Written instruction: Copy out all of the material exactly as presented.
-*-
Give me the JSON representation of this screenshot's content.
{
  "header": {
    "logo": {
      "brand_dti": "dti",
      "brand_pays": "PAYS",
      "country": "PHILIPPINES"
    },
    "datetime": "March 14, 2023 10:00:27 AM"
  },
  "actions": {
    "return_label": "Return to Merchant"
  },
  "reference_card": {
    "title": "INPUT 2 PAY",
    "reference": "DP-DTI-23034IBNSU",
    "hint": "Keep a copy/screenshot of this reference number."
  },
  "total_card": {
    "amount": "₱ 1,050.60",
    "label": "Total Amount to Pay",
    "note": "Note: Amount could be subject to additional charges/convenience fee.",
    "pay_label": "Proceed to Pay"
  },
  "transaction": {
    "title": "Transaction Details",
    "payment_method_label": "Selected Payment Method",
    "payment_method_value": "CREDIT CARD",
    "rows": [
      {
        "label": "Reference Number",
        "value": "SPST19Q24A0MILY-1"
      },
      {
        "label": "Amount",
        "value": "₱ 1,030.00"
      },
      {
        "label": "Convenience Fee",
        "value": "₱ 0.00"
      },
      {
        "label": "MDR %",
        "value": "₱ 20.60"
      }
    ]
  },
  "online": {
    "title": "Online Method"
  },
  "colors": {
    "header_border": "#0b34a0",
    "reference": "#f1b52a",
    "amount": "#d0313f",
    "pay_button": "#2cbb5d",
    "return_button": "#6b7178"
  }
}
-*-
The output:
Give me the JSON representation of this screenshot's content.
{
  "header": {
    "logo": {
      "brand_dti": "dti",
      "brand_pays": "PAYS",
      "country": "PHILIPPINES"
    },
    "datetime": "March 14, 2023 10:00:27 AM"
  },
  "actions": {
    "return_label": "Return to Merchant"
  },
  "reference_card": {
    "title": "INPUT 2 PAY",
    "reference": "DP-DTI-23034IBNSU",
    "hint": "Keep a copy/screenshot of this reference number."
  },
  "total_card": {
    "amount": "₱ 1,050.60",
    "label": "Total Amount to Pay",
    "note": "Note: Amount could be subject to additional charges/convenience fee.",
    "pay_label": "Proceed to Pay"
  },
  "transaction": {
    "title": "Transaction Details",
    "payment_method_label": "Selected Payment Method",
    "payment_method_value": "CREDIT CARD",
    "rows": [
      {
        "label": "Reference Number",
        "value": "SPST19Q24A0MILY-1"
      },
      {
        "label": "Amount",
        "value": "₱ 1,030.00"
      },
      {
        "label": "Convenience Fee",
        "value": "₱ 0.00"
      },
      {
        "label": "MDR %",
        "value": "₱ 20.60"
      }
    ]
  },
  "online": {
    "title": "Online Method"
  },
  "colors": {
    "header_border": "#0b34a0",
    "reference": "#f1b52a",
    "amount": "#d0313f",
    "pay_button": "#2cbb5d",
    "return_button": "#6b7178"
  }
}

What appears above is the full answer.